╭─ SOURCE DATA

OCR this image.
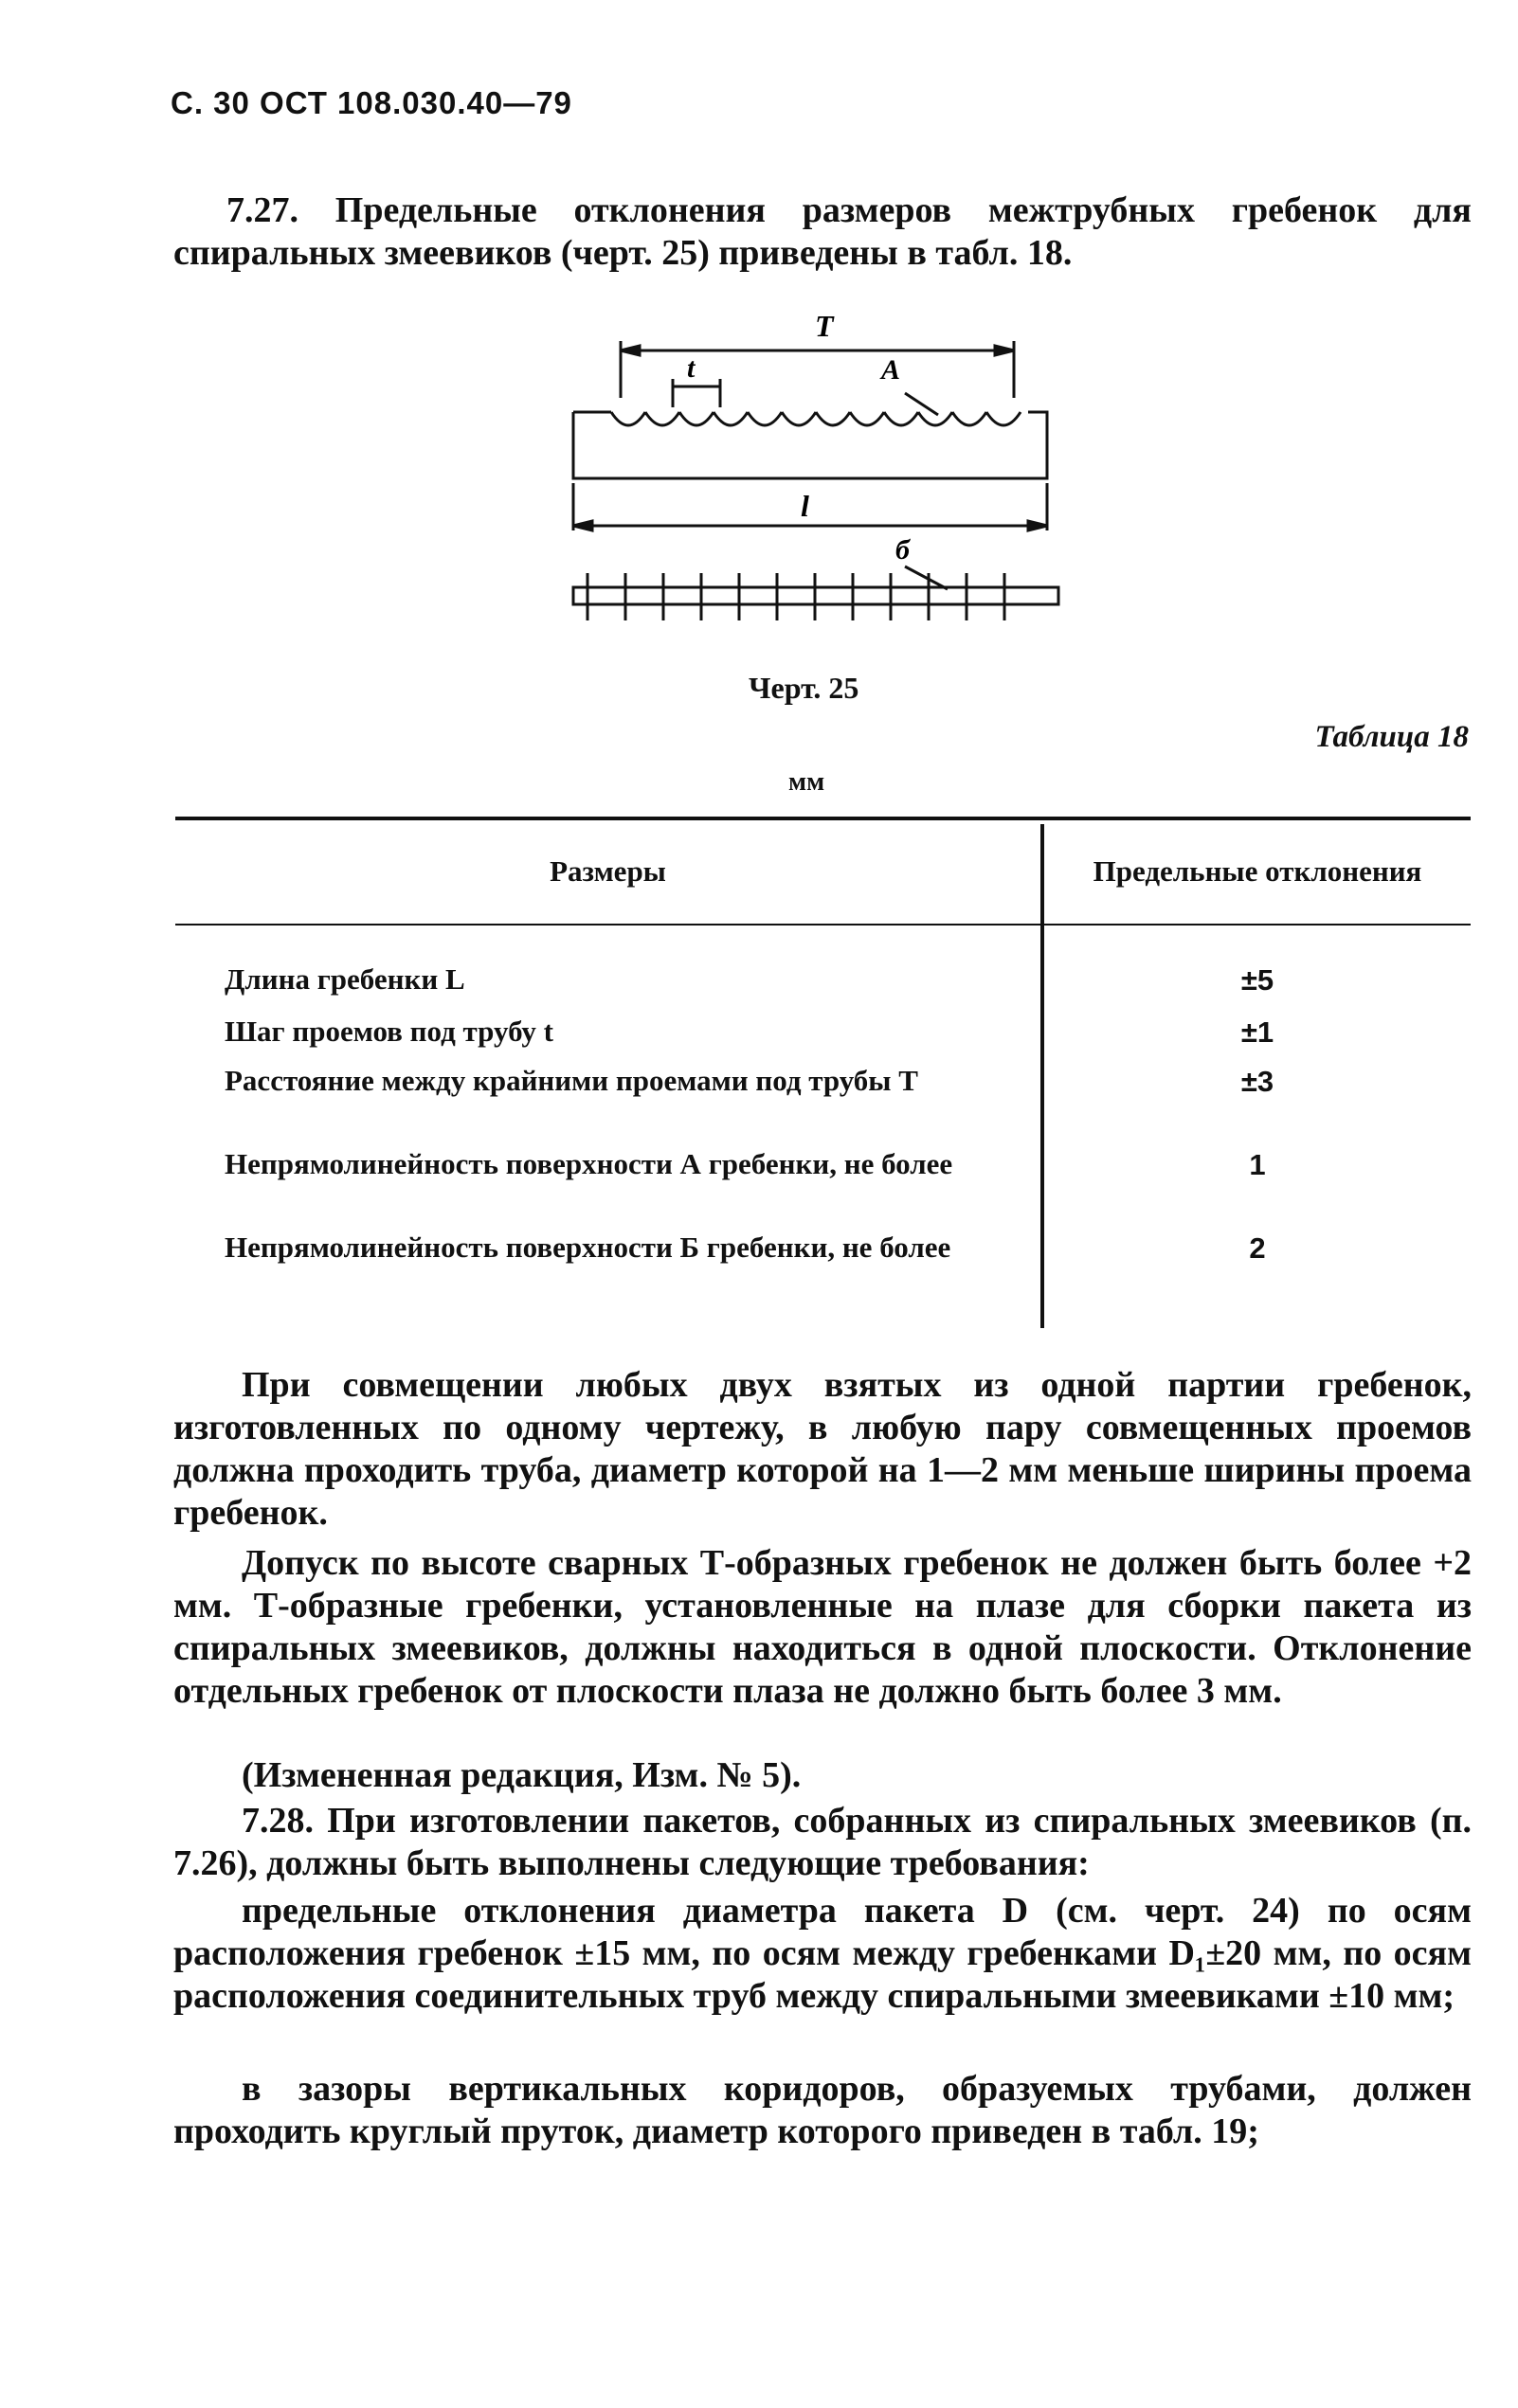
С. 30 ОСТ 108.030.40—79
7.27. Предельные отклонения размеров межтрубных гребенок для спиральных змеевиков (черт. 25) приведены в табл. 18.
T
t	A
l
б
Черт. 25
Таблица 18
мм
Размеры	Предельные отклонения
Длина гребенки L	±5
Шаг проемов под трубу t	±1
Расстояние между крайними проемами под трубы T	±3
Непрямолинейность поверхности А гребенки, не более	1
Непрямолинейность поверхности Б гребенки, не более	2
При совмещении любых двух взятых из одной партии гребенок, изготовленных по одному чертежу, в любую пару совмещенных проемов должна проходить труба, диаметр которой на 1—2 мм меньше ширины проема гребенок.
Допуск по высоте сварных Т-образных гребенок не должен быть более +2 мм. Т-образные гребенки, установленные на плазе для сборки пакета из спиральных змеевиков, должны находиться в одной плоскости. Отклонение отдельных гребенок от плоскости плаза не должно быть более 3 мм.
(Измененная редакция, Изм. № 5).
7.28. При изготовлении пакетов, собранных из спиральных змеевиков (п. 7.26), должны быть выполнены следующие требования:
предельные отклонения диаметра пакета D (см. черт. 24) по осям расположения гребенок ±15 мм, по осям между гребенками D₁±20 мм, по осям расположения соединительных труб между спиральными змеевиками ±10 мм;
в зазоры вертикальных коридоров, образуемых трубами, должен проходить круглый пруток, диаметр которого приведен в табл. 19;
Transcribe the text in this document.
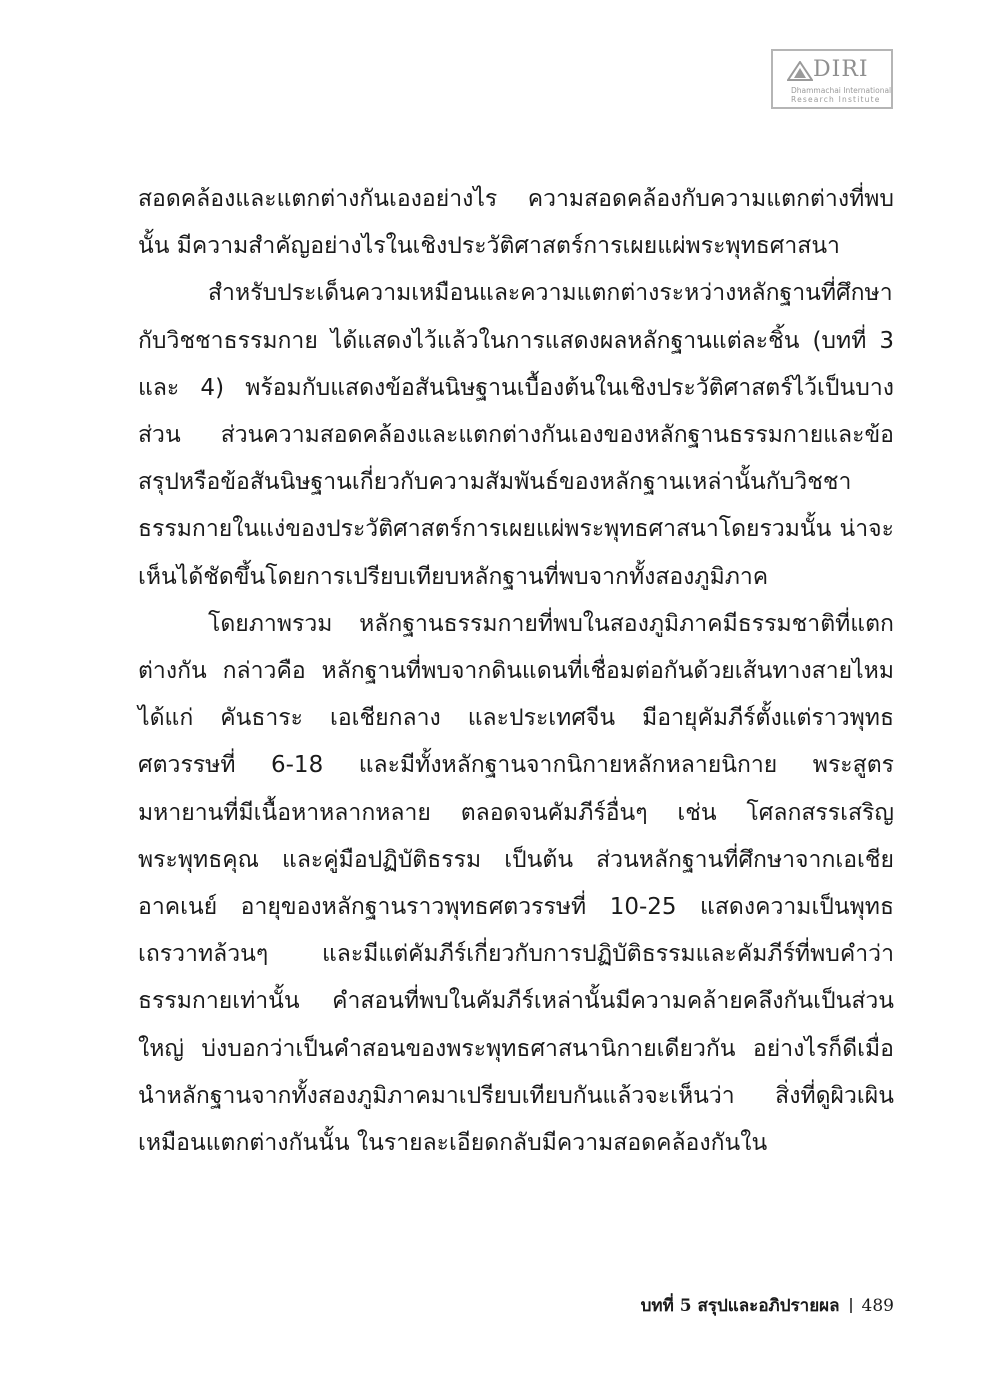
DIRI
Dhammachai International
Research Institute

สอดคล้องและแตกต่างกันเองอย่างไร ความสอดคล้องกับความแตกต่างที่พบนั้น มีความสำคัญอย่างไรในเชิงประวัติศาสตร์การเผยแผ่พระพุทธศาสนา

สำหรับประเด็นความเหมือนและความแตกต่างระหว่างหลักฐานที่ศึกษากับวิชชาธรรมกาย ได้แสดงไว้แล้วในการแสดงผลหลักฐานแต่ละชิ้น (บทที่ 3 และ 4) พร้อมกับแสดงข้อสันนิษฐานเบื้องต้นในเชิงประวัติศาสตร์ไว้เป็นบางส่วน ส่วนความสอดคล้องและแตกต่างกันเองของหลักฐานธรรมกายและข้อสรุปหรือข้อสันนิษฐานเกี่ยวกับความสัมพันธ์ของหลักฐานเหล่านั้นกับวิชชาธรรมกายในแง่ของประวัติศาสตร์การเผยแผ่พระพุทธศาสนาโดยรวมนั้น น่าจะเห็นได้ชัดขึ้นโดยการเปรียบเทียบหลักฐานที่พบจากทั้งสองภูมิภาค

โดยภาพรวม หลักฐานธรรมกายที่พบในสองภูมิภาคมีธรรมชาติที่แตกต่างกัน กล่าวคือ หลักฐานที่พบจากดินแดนที่เชื่อมต่อกันด้วยเส้นทางสายไหม ได้แก่ คันธาระ เอเชียกลาง และประเทศจีน มีอายุคัมภีร์ตั้งแต่ราวพุทธศตวรรษที่ 6-18 และมีทั้งหลักฐานจากนิกายหลักหลายนิกาย พระสูตรมหายานที่มีเนื้อหาหลากหลาย ตลอดจนคัมภีร์อื่นๆ เช่น โศลกสรรเสริญพระพุทธคุณ และคู่มือปฏิบัติธรรม เป็นต้น ส่วนหลักฐานที่ศึกษาจากเอเชียอาคเนย์ อายุของหลักฐานราวพุทธศตวรรษที่ 10-25 แสดงความเป็นพุทธเถรวาทล้วนๆ และมีแต่คัมภีร์เกี่ยวกับการปฏิบัติธรรมและคัมภีร์ที่พบคำว่าธรรมกายเท่านั้น คำสอนที่พบในคัมภีร์เหล่านั้นมีความคล้ายคลึงกันเป็นส่วนใหญ่ บ่งบอกว่าเป็นคำสอนของพระพุทธศาสนานิกายเดียวกัน อย่างไรก็ดีเมื่อนำหลักฐานจากทั้งสองภูมิภาคมาเปรียบเทียบกันแล้วจะเห็นว่า สิ่งที่ดูผิวเผินเหมือนแตกต่างกันนั้น ในรายละเอียดกลับมีความสอดคล้องกันใน

บทที่ 5 สรุปและอภิปรายผล 489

╰─

■ **REQUIREMENTS**:
Pull out all lines from the entries above that include the word "поверхности".

■ **REPLY TO THE TASK**:
Непрямолинейность поверхности А гребенки, не более	1
Непрямолинейность поверхности Б гребенки, не более	2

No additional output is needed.